Restate each line of the listing exactly, without carrying over any pictures.

[START OF MATERIAL FOR THE TASK]

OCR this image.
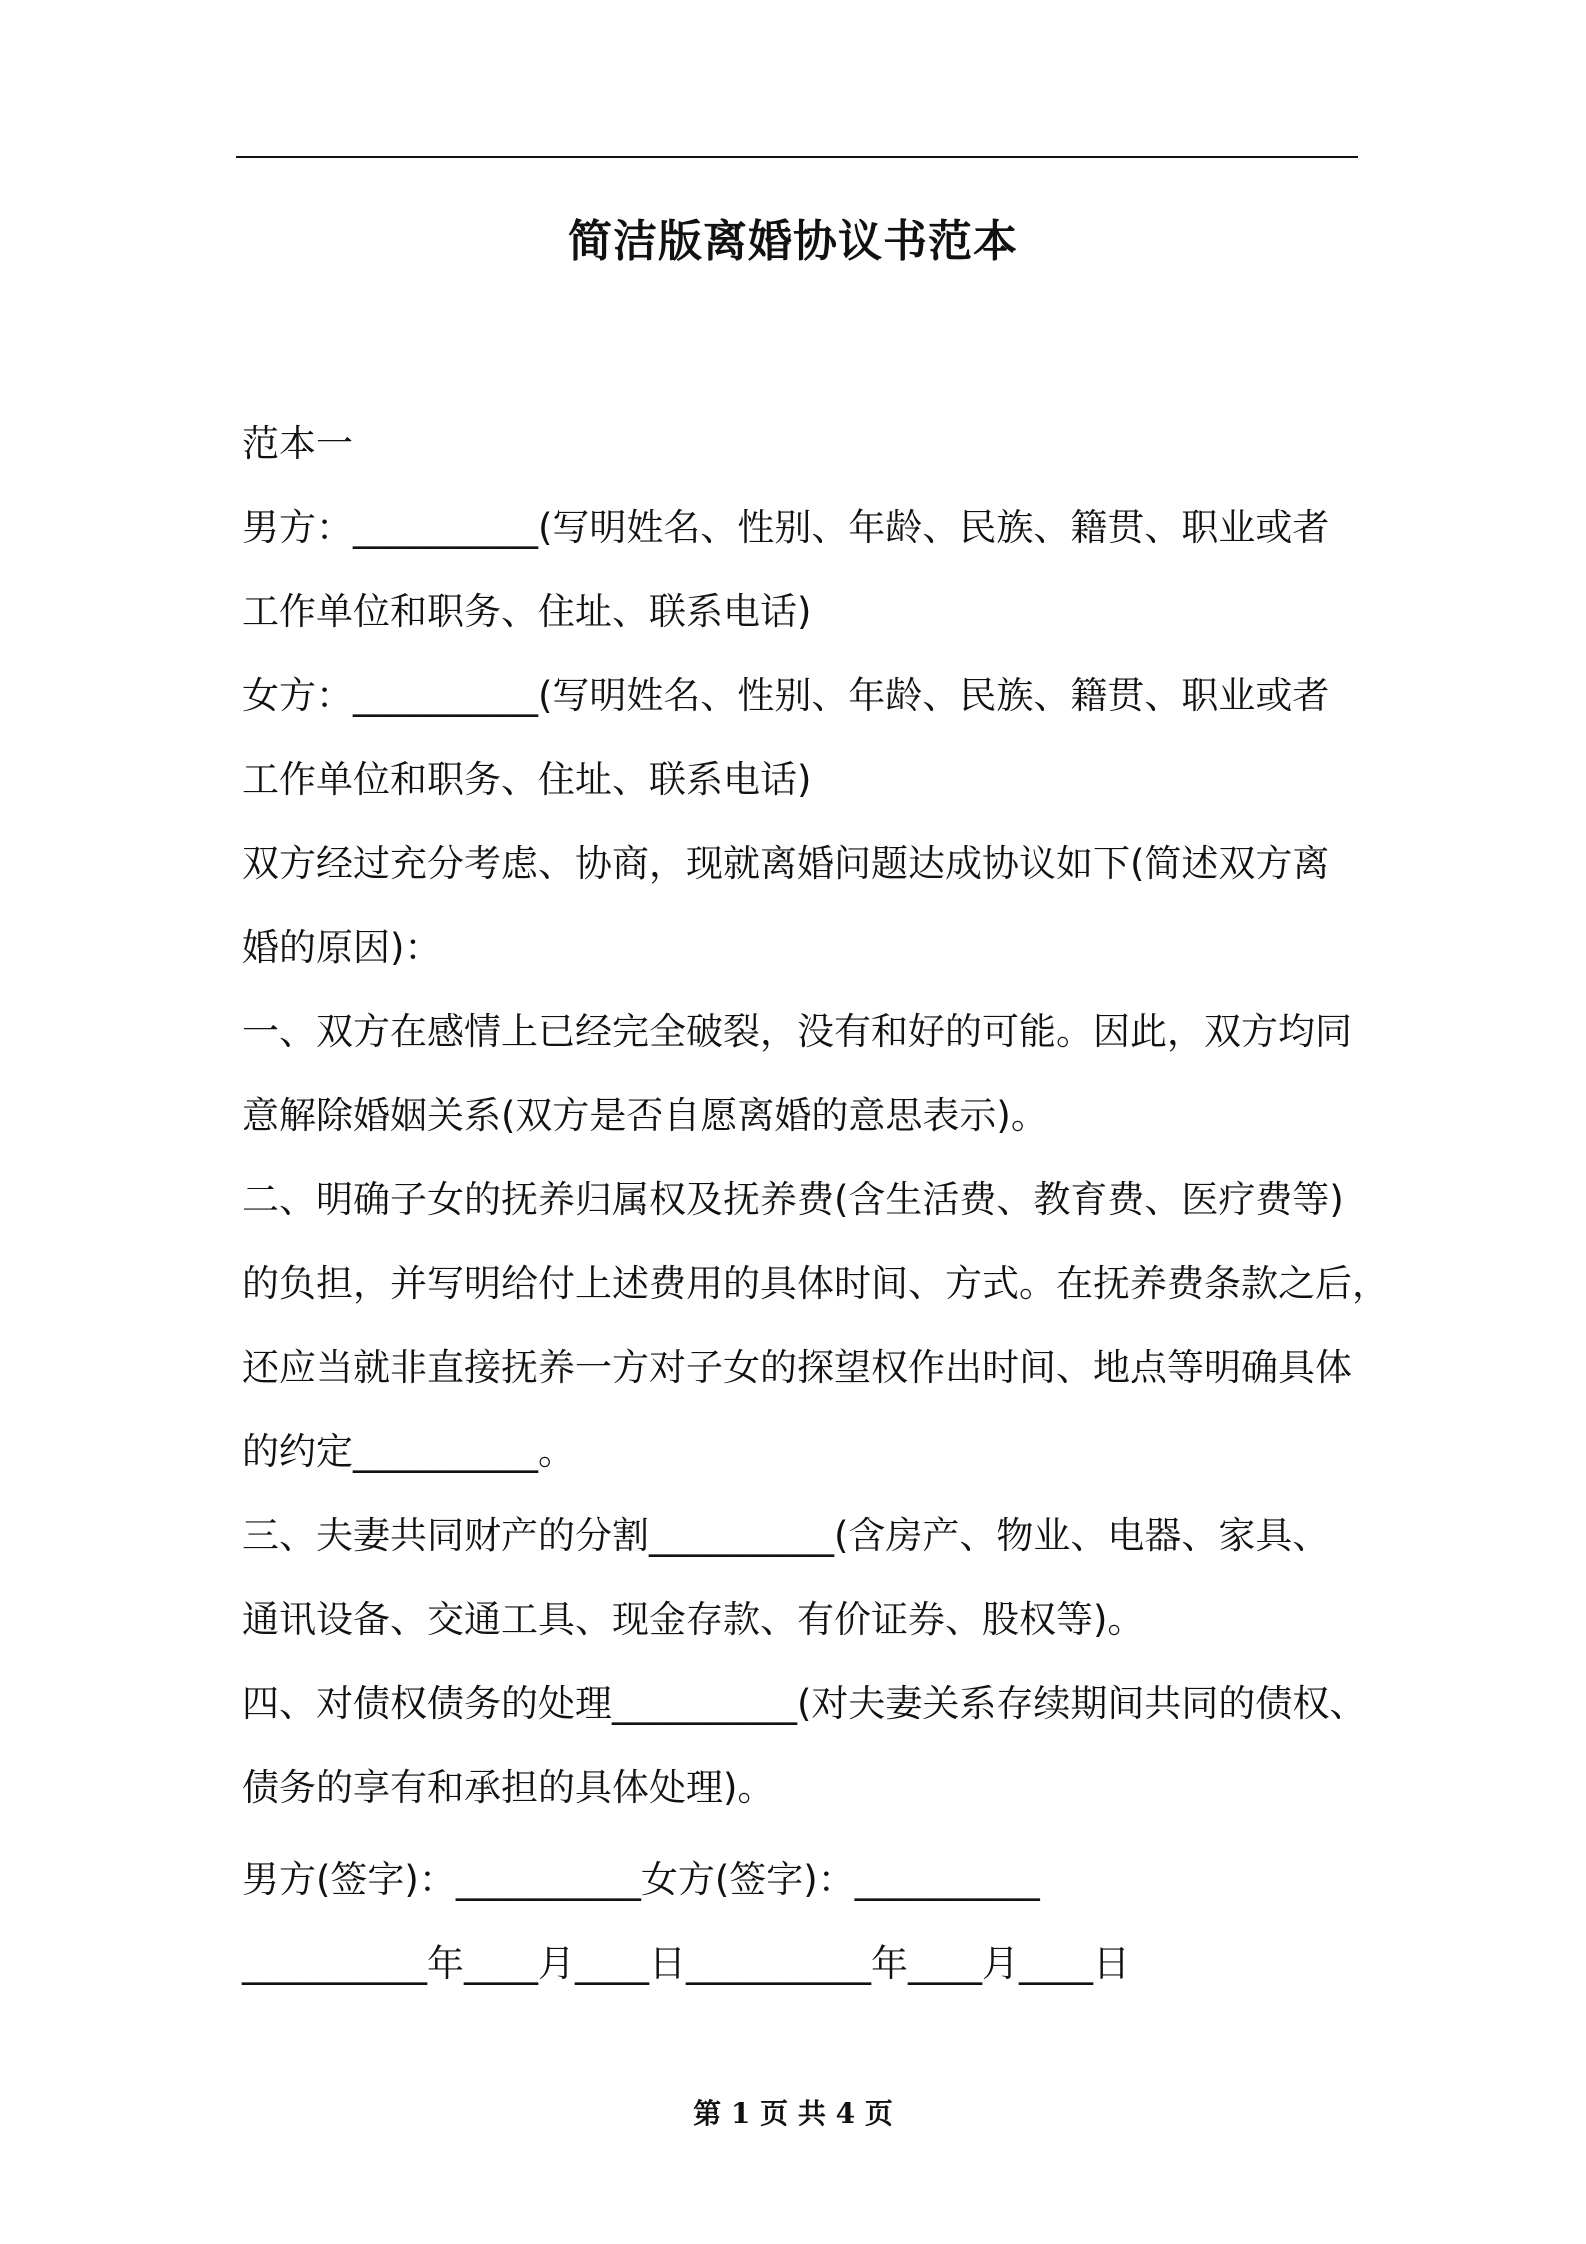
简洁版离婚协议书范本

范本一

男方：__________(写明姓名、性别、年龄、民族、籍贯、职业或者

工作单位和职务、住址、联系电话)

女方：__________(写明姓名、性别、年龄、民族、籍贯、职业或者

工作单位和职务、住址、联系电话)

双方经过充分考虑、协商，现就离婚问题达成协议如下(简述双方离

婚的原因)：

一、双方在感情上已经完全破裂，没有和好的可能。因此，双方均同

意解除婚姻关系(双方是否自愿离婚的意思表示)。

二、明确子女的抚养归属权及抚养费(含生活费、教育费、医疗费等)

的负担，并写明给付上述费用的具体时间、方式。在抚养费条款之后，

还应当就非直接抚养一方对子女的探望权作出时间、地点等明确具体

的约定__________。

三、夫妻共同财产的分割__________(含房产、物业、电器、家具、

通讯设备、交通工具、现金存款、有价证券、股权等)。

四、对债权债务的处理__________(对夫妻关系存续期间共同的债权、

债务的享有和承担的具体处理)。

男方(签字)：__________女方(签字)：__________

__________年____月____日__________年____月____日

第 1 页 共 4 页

[END OF MATERIAL FOR THE TASK]

- _PROBLEM SOLUTION_
OCR this image.
简洁版离婚协议书范本

范本一

男方：__________(写明姓名、性别、年龄、民族、籍贯、职业或者

工作单位和职务、住址、联系电话)

女方：__________(写明姓名、性别、年龄、民族、籍贯、职业或者

工作单位和职务、住址、联系电话)

双方经过充分考虑、协商，现就离婚问题达成协议如下(简述双方离

婚的原因)：

一、双方在感情上已经完全破裂，没有和好的可能。因此，双方均同

意解除婚姻关系(双方是否自愿离婚的意思表示)。

二、明确子女的抚养归属权及抚养费(含生活费、教育费、医疗费等)

的负担，并写明给付上述费用的具体时间、方式。在抚养费条款之后，

还应当就非直接抚养一方对子女的探望权作出时间、地点等明确具体

的约定__________。

三、夫妻共同财产的分割__________(含房产、物业、电器、家具、

通讯设备、交通工具、现金存款、有价证券、股权等)。

四、对债权债务的处理__________(对夫妻关系存续期间共同的债权、

债务的享有和承担的具体处理)。

男方(签字)：__________女方(签字)：__________

__________年____月____日__________年____月____日

第 1 页 共 4 页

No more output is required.